-- BEGIN RECORDS TO PROCESS --

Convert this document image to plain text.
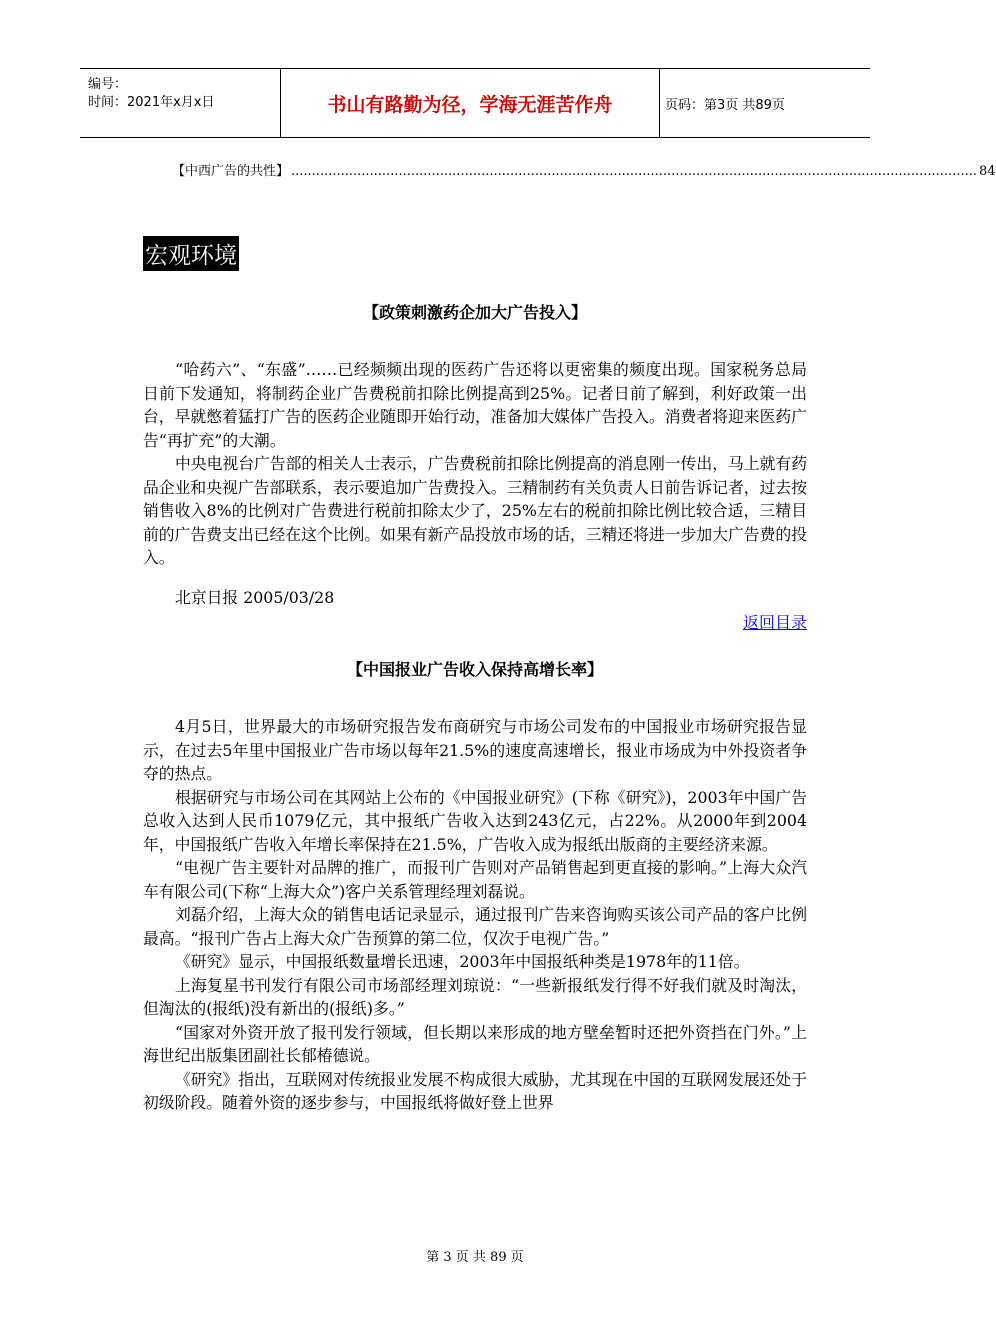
编号：
时间：2021年x月x日	书山有路勤为径，学海无涯苦作舟	页码：第3页 共89页
【中西广告的共性】 ...................................................................................................................................................................... 84
宏观环境
【政策刺激药企加大广告投入】

“哈药六”、“东盛”……已经频频出现的医药广告还将以更密集的频度出现。国家税务总局日前下发通知，将制药企业广告费税前扣除比例提高到25%。记者日前了解到，利好政策一出台，早就憋着猛打广告的医药企业随即开始行动，准备加大媒体广告投入。消费者将迎来医药广告“再扩充”的大潮。

中央电视台广告部的相关人士表示，广告费税前扣除比例提高的消息刚一传出，马上就有药品企业和央视广告部联系，表示要追加广告费投入。三精制药有关负责人日前告诉记者，过去按销售收入8%的比例对广告费进行税前扣除太少了，25%左右的税前扣除比例比较合适，三精目前的广告费支出已经在这个比例。如果有新产品投放市场的话，三精还将进一步加大广告费的投入。

北京日报 2005/03/28
返回目录
【中国报业广告收入保持高增长率】

4月5日，世界最大的市场研究报告发布商研究与市场公司发布的中国报业市场研究报告显示，在过去5年里中国报业广告市场以每年21.5%的速度高速增长，报业市场成为中外投资者争夺的热点。

根据研究与市场公司在其网站上公布的《中国报业研究》(下称《研究》)，2003年中国广告总收入达到人民币1079亿元，其中报纸广告收入达到243亿元，占22%。从2000年到2004年，中国报纸广告收入年增长率保持在21.5%，广告收入成为报纸出版商的主要经济来源。

“电视广告主要针对品牌的推广，而报刊广告则对产品销售起到更直接的影响。”上海大众汽车有限公司(下称“上海大众”)客户关系管理经理刘磊说。

刘磊介绍，上海大众的销售电话记录显示，通过报刊广告来咨询购买该公司产品的客户比例最高。“报刊广告占上海大众广告预算的第二位，仅次于电视广告。”

《研究》显示，中国报纸数量增长迅速，2003年中国报纸种类是1978年的11倍。

上海复星书刊发行有限公司市场部经理刘琼说：“一些新报纸发行得不好我们就及时淘汰，但淘汰的(报纸)没有新出的(报纸)多。”

“国家对外资开放了报刊发行领域，但长期以来形成的地方壁垒暂时还把外资挡在门外。”上海世纪出版集团副社长郁椿德说。

《研究》指出，互联网对传统报业发展不构成很大威胁，尤其现在中国的互联网发展还处于初级阶段。随着外资的逐步参与，中国报纸将做好登上世界

第 3 页 共 89 页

-- END RECORDS TO PROCESS --

THE REQUEST:
Omit the pictures and reproduce the listing exactly.

ANSWER TO THIS PROBLEM:
Convert this document image to plain text.
编号：
时间：2021年x月x日	书山有路勤为径，学海无涯苦作舟	页码：第3页 共89页
【中西广告的共性】 ...................................................................................................................................................................... 84
宏观环境
【政策刺激药企加大广告投入】

“哈药六”、“东盛”……已经频频出现的医药广告还将以更密集的频度出现。国家税务总局日前下发通知，将制药企业广告费税前扣除比例提高到25%。记者日前了解到，利好政策一出台，早就憋着猛打广告的医药企业随即开始行动，准备加大媒体广告投入。消费者将迎来医药广告“再扩充”的大潮。

中央电视台广告部的相关人士表示，广告费税前扣除比例提高的消息刚一传出，马上就有药品企业和央视广告部联系，表示要追加广告费投入。三精制药有关负责人日前告诉记者，过去按销售收入8%的比例对广告费进行税前扣除太少了，25%左右的税前扣除比例比较合适，三精目前的广告费支出已经在这个比例。如果有新产品投放市场的话，三精还将进一步加大广告费的投入。

北京日报 2005/03/28
返回目录
【中国报业广告收入保持高增长率】

4月5日，世界最大的市场研究报告发布商研究与市场公司发布的中国报业市场研究报告显示，在过去5年里中国报业广告市场以每年21.5%的速度高速增长，报业市场成为中外投资者争夺的热点。

根据研究与市场公司在其网站上公布的《中国报业研究》(下称《研究》)，2003年中国广告总收入达到人民币1079亿元，其中报纸广告收入达到243亿元，占22%。从2000年到2004年，中国报纸广告收入年增长率保持在21.5%，广告收入成为报纸出版商的主要经济来源。

“电视广告主要针对品牌的推广，而报刊广告则对产品销售起到更直接的影响。”上海大众汽车有限公司(下称“上海大众”)客户关系管理经理刘磊说。

刘磊介绍，上海大众的销售电话记录显示，通过报刊广告来咨询购买该公司产品的客户比例最高。“报刊广告占上海大众广告预算的第二位，仅次于电视广告。”

《研究》显示，中国报纸数量增长迅速，2003年中国报纸种类是1978年的11倍。

上海复星书刊发行有限公司市场部经理刘琼说：“一些新报纸发行得不好我们就及时淘汰，但淘汰的(报纸)没有新出的(报纸)多。”

“国家对外资开放了报刊发行领域，但长期以来形成的地方壁垒暂时还把外资挡在门外。”上海世纪出版集团副社长郁椿德说。

《研究》指出，互联网对传统报业发展不构成很大威胁，尤其现在中国的互联网发展还处于初级阶段。随着外资的逐步参与，中国报纸将做好登上世界

第 3 页 共 89 页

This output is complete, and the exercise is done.